Your objective: Return, character for character, every line of the material from its first line through the line that contains "y-axis-label: Wing.Chord (3, 1574, 19, 1652)", including both of those lines.

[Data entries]
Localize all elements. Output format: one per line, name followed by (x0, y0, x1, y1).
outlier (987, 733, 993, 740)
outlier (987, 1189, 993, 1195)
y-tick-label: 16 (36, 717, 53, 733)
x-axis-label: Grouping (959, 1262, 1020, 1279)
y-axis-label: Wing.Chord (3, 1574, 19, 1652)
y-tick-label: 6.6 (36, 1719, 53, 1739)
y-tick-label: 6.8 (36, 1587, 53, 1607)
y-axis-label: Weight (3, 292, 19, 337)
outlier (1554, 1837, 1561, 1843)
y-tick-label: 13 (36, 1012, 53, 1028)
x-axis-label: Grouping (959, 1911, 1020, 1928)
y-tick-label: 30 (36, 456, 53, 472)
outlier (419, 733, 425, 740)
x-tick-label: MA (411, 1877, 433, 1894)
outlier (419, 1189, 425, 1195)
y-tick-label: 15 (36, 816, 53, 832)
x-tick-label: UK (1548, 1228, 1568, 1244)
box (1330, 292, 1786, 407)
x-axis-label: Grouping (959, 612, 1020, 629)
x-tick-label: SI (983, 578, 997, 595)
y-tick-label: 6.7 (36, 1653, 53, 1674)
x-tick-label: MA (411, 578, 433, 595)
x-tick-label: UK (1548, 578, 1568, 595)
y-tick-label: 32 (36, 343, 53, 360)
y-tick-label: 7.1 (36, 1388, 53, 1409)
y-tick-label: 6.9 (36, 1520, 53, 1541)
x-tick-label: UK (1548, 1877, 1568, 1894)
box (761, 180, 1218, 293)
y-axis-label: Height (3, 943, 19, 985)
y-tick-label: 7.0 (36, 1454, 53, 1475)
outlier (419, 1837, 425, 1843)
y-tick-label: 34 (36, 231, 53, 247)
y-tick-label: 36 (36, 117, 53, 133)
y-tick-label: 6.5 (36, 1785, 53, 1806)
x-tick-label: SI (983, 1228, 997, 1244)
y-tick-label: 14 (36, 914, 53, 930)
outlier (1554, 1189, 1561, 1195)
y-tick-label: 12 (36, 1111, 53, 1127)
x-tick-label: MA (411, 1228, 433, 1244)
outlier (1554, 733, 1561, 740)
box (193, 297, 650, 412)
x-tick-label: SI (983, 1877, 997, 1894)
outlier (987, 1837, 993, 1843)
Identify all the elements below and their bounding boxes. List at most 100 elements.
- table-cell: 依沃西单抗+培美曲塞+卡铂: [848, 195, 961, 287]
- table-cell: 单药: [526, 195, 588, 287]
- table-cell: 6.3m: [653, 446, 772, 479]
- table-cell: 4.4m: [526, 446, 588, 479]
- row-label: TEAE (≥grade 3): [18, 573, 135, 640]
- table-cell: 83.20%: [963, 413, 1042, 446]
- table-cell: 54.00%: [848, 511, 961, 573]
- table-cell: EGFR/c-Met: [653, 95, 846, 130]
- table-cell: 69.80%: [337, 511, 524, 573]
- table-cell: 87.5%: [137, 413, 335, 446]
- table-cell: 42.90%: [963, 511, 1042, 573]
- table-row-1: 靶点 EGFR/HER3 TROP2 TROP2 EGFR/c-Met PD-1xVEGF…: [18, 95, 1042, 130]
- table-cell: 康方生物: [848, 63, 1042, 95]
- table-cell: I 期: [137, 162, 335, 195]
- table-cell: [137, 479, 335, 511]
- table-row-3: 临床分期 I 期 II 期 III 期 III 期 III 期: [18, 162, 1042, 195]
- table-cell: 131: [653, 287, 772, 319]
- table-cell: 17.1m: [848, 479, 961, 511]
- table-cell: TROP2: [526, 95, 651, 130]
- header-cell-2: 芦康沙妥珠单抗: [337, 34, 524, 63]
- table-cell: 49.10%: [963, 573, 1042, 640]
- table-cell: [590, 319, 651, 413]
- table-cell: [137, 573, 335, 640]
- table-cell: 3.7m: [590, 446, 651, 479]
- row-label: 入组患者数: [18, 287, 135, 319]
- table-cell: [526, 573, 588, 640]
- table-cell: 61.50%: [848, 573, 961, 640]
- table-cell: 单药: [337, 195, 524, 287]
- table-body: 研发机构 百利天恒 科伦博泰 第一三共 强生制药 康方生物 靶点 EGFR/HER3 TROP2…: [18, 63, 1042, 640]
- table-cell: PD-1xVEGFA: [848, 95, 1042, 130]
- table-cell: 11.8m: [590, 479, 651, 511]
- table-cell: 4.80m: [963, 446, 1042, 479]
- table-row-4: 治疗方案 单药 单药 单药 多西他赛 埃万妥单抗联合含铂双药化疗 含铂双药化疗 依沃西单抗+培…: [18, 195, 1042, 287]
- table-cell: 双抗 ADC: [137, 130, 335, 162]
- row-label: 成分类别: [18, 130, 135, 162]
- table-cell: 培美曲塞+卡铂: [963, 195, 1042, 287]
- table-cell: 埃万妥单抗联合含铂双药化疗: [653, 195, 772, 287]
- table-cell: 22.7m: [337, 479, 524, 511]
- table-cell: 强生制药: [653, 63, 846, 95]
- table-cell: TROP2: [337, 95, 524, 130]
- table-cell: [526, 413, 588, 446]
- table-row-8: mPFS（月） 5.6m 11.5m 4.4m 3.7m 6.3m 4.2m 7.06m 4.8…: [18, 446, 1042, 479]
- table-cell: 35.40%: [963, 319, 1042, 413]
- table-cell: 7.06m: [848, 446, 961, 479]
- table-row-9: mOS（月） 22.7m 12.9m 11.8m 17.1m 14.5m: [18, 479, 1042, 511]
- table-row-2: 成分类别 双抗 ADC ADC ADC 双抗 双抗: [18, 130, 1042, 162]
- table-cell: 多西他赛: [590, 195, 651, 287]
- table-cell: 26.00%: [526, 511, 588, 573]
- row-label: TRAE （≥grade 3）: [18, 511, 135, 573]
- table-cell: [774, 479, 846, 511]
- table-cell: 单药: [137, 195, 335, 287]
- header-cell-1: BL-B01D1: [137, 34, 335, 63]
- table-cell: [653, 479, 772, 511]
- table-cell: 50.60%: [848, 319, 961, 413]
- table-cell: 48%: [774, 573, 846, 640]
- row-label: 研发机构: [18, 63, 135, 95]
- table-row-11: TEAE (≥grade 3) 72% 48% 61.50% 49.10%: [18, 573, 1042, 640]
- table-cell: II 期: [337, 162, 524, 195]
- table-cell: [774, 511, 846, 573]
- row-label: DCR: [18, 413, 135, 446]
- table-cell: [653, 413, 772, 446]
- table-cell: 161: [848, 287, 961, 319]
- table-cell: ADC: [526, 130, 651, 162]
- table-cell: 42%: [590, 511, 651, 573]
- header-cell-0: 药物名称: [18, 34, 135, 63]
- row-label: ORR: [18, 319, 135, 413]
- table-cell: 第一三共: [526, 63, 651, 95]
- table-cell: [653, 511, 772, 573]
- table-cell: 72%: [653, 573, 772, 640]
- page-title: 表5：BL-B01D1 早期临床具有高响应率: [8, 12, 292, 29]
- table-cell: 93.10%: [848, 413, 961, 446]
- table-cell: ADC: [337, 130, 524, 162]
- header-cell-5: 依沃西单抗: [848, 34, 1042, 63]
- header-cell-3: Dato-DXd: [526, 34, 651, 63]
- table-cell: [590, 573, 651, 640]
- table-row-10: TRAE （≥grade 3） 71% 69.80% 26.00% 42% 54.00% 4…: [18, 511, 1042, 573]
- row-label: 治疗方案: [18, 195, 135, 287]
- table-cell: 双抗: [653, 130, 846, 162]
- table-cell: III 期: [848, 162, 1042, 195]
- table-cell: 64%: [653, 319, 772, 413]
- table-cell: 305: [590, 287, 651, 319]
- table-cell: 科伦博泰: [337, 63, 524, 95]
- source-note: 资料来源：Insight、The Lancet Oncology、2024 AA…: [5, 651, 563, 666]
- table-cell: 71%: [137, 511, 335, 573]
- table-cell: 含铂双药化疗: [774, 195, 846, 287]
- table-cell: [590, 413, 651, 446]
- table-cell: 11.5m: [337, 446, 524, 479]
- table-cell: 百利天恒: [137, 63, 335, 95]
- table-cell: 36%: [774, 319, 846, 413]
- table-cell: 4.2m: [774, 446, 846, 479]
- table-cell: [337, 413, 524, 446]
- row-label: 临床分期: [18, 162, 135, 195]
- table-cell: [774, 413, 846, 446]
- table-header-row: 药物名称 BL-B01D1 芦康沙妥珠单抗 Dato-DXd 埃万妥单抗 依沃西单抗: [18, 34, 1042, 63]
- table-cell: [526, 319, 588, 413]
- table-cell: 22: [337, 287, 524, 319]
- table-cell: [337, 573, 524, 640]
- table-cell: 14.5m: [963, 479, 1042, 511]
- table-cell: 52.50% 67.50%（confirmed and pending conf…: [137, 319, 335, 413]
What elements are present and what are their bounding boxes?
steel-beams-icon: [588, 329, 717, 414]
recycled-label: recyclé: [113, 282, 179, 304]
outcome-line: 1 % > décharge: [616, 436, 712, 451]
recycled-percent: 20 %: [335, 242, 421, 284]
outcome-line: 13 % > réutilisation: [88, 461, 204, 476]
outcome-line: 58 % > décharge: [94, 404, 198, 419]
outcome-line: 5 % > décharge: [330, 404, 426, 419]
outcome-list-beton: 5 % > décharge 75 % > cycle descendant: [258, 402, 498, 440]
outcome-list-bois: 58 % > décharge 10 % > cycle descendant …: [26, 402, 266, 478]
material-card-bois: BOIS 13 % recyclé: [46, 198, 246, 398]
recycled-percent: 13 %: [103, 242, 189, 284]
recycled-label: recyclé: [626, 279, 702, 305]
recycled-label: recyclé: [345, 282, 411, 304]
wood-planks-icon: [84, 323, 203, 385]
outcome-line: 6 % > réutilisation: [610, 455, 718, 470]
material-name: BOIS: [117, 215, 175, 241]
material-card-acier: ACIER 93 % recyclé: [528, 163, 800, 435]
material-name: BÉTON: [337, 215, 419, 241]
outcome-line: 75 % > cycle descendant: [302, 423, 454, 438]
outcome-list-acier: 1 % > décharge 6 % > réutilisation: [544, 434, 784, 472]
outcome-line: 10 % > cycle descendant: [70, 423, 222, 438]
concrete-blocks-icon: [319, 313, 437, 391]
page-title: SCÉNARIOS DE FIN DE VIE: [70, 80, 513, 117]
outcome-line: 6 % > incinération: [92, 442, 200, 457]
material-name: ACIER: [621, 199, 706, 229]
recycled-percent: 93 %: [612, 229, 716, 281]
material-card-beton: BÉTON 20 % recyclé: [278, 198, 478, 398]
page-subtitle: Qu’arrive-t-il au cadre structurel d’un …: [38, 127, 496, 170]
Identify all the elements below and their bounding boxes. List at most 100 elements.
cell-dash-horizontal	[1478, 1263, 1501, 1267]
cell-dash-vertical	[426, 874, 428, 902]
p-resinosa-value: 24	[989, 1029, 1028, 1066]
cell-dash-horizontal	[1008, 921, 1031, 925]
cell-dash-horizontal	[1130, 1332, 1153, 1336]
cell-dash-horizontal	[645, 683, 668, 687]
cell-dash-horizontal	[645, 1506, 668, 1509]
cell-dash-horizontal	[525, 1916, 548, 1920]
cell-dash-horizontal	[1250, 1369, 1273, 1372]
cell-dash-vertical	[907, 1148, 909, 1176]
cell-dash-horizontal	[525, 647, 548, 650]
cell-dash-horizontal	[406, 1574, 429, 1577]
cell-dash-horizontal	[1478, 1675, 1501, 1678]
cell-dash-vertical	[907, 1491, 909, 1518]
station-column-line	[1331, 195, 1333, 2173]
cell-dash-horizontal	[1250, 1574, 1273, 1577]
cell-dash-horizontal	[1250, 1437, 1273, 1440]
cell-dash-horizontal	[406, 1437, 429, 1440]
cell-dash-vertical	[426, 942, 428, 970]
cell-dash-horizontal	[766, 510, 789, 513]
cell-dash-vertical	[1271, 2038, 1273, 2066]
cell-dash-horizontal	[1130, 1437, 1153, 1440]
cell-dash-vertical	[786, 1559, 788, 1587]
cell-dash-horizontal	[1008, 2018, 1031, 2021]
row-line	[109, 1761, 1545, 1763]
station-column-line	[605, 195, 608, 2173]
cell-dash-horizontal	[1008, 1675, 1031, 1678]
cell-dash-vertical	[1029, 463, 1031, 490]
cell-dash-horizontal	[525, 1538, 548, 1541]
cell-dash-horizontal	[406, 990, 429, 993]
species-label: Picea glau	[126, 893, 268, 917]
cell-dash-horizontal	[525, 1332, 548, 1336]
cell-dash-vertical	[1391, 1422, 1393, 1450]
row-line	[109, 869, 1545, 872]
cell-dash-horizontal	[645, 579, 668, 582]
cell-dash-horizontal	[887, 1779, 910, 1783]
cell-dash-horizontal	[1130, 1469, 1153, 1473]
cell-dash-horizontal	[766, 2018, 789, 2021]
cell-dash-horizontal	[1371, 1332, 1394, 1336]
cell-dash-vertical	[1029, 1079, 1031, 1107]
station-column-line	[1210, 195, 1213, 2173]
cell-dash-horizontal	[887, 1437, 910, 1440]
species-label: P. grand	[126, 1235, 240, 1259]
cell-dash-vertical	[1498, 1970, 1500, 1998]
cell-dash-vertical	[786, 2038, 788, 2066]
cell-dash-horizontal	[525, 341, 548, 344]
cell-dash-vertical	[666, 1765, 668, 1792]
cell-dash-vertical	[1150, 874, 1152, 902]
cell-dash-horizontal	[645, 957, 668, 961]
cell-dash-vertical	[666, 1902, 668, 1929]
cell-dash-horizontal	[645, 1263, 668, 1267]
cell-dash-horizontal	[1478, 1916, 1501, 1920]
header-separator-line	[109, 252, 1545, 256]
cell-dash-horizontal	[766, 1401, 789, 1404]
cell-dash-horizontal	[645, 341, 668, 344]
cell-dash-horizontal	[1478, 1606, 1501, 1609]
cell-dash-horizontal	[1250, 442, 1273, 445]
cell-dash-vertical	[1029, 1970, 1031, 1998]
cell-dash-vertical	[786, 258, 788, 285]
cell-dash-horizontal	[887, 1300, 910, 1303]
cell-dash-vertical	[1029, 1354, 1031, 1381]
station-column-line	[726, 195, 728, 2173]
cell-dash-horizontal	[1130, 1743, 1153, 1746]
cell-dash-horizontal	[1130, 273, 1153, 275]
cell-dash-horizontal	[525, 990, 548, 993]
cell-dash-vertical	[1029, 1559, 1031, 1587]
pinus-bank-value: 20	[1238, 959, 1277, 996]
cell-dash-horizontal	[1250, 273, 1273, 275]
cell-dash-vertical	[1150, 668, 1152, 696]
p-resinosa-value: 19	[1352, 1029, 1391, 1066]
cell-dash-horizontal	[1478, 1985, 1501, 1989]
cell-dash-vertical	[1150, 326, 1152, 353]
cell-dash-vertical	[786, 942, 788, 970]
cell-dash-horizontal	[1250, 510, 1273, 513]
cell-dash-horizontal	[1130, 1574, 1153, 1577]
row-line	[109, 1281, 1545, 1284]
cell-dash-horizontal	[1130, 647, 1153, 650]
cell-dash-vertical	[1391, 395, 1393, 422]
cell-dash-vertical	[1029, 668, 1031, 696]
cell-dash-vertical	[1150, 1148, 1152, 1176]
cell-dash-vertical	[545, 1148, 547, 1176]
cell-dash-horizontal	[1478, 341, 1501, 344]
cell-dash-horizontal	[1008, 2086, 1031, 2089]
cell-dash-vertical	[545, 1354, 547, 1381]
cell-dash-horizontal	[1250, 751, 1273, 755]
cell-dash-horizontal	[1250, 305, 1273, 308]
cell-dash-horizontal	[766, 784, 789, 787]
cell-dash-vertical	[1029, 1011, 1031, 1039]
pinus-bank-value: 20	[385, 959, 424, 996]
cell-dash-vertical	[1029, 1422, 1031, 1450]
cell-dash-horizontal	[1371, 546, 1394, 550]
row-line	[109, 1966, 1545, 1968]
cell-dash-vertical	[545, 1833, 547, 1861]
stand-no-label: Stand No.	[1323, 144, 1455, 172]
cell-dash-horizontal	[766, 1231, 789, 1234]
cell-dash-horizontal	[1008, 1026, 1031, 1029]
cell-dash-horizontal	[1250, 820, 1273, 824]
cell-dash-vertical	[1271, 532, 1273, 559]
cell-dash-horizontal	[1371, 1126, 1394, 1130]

Answer for the task:
Localize all elements. Output format: one per line, name followed by (x0, y0, x1, y1).
outlier (987, 733, 993, 740)
outlier (987, 1189, 993, 1195)
y-tick-label: 16 (36, 717, 53, 733)
x-axis-label: Grouping (959, 1262, 1020, 1279)
y-axis-label: Wing.Chord (3, 1574, 19, 1652)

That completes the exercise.